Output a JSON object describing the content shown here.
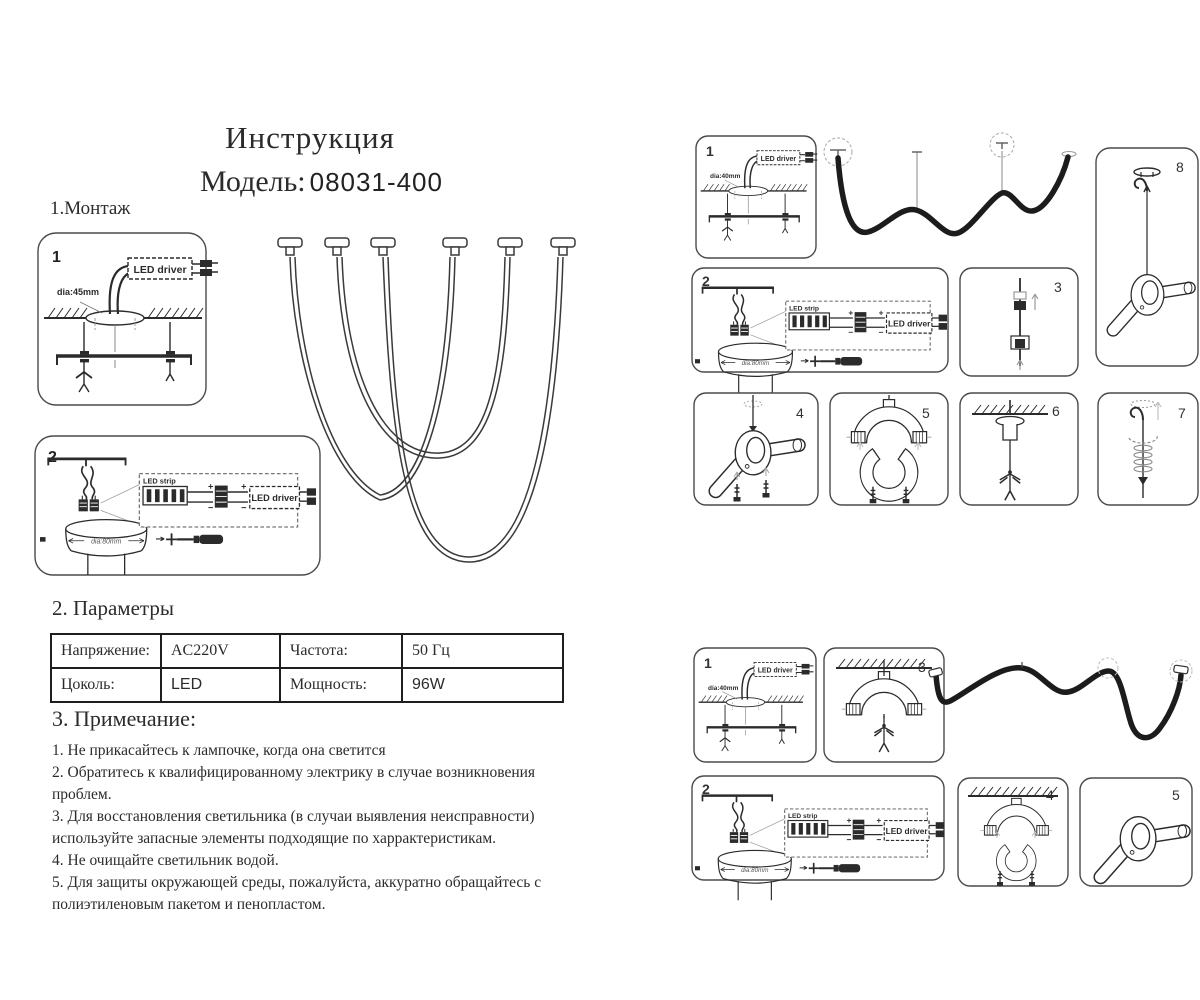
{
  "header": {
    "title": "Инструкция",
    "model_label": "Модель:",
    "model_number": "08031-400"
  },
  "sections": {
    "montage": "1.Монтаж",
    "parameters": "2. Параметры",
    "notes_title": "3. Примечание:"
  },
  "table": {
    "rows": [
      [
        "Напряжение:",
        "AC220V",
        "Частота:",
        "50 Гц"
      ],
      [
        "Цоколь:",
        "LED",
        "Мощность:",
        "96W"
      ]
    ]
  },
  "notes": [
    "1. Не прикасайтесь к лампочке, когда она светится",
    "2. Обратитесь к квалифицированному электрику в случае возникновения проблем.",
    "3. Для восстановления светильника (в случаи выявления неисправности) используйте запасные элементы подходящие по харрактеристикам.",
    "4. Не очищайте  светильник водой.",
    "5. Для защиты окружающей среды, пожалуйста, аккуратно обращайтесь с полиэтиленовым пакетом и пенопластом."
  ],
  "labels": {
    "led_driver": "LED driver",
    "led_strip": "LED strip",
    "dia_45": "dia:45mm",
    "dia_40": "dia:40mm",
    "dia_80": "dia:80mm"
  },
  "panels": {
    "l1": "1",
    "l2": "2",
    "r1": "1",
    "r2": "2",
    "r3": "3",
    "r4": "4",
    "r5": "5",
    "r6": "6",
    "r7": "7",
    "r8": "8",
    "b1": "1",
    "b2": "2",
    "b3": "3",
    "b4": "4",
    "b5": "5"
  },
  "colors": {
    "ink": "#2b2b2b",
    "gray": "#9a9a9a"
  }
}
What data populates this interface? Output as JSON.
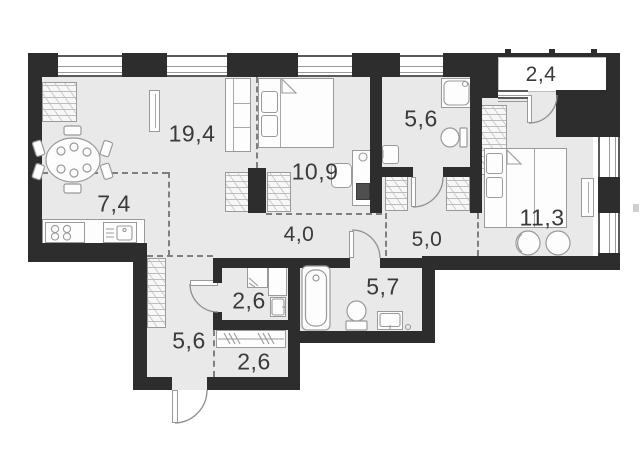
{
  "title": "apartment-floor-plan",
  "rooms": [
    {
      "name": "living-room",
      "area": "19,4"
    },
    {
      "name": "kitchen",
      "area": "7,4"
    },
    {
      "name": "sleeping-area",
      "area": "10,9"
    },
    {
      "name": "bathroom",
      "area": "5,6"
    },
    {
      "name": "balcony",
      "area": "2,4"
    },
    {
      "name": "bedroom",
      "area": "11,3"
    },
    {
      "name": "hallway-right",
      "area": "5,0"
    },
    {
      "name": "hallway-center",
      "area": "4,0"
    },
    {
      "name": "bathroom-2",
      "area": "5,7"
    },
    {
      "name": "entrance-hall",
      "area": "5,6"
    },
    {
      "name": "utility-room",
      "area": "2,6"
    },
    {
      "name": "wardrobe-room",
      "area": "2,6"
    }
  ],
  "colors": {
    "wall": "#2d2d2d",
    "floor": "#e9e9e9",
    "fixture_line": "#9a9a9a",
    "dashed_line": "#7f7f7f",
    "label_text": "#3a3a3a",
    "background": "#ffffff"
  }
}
:::::
● Problem to solve: Repeat the listing in full and exactly. Do not include any images.

● Expected output:
Output a JSON object describing the content shown here.
{
  "header": {
    "title": "Инструкция",
    "model_label": "Модель:",
    "model_number": "08031-400"
  },
  "sections": {
    "montage": "1.Монтаж",
    "parameters": "2. Параметры",
    "notes_title": "3. Примечание:"
  },
  "table": {
    "rows": [
      [
        "Напряжение:",
        "AC220V",
        "Частота:",
        "50 Гц"
      ],
      [
        "Цоколь:",
        "LED",
        "Мощность:",
        "96W"
      ]
    ]
  },
  "notes": [
    "1. Не прикасайтесь к лампочке, когда она светится",
    "2. Обратитесь к квалифицированному электрику в случае возникновения проблем.",
    "3. Для восстановления светильника (в случаи выявления неисправности) используйте запасные элементы подходящие по харрактеристикам.",
    "4. Не очищайте  светильник водой.",
    "5. Для защиты окружающей среды, пожалуйста, аккуратно обращайтесь с полиэтиленовым пакетом и пенопластом."
  ],
  "labels": {
    "led_driver": "LED driver",
    "led_strip": "LED strip",
    "dia_45": "dia:45mm",
    "dia_40": "dia:40mm",
    "dia_80": "dia:80mm"
  },
  "panels": {
    "l1": "1",
    "l2": "2",
    "r1": "1",
    "r2": "2",
    "r3": "3",
    "r4": "4",
    "r5": "5",
    "r6": "6",
    "r7": "7",
    "r8": "8",
    "b1": "1",
    "b2": "2",
    "b3": "3",
    "b4": "4",
    "b5": "5"
  },
  "colors": {
    "ink": "#2b2b2b",
    "gray": "#9a9a9a"
  }
}
What data populates this interface? Output as JSON.
{
  "title": "apartment-floor-plan",
  "rooms": [
    {
      "name": "living-room",
      "area": "19,4"
    },
    {
      "name": "kitchen",
      "area": "7,4"
    },
    {
      "name": "sleeping-area",
      "area": "10,9"
    },
    {
      "name": "bathroom",
      "area": "5,6"
    },
    {
      "name": "balcony",
      "area": "2,4"
    },
    {
      "name": "bedroom",
      "area": "11,3"
    },
    {
      "name": "hallway-right",
      "area": "5,0"
    },
    {
      "name": "hallway-center",
      "area": "4,0"
    },
    {
      "name": "bathroom-2",
      "area": "5,7"
    },
    {
      "name": "entrance-hall",
      "area": "5,6"
    },
    {
      "name": "utility-room",
      "area": "2,6"
    },
    {
      "name": "wardrobe-room",
      "area": "2,6"
    }
  ],
  "colors": {
    "wall": "#2d2d2d",
    "floor": "#e9e9e9",
    "fixture_line": "#9a9a9a",
    "dashed_line": "#7f7f7f",
    "label_text": "#3a3a3a",
    "background": "#ffffff"
  }
}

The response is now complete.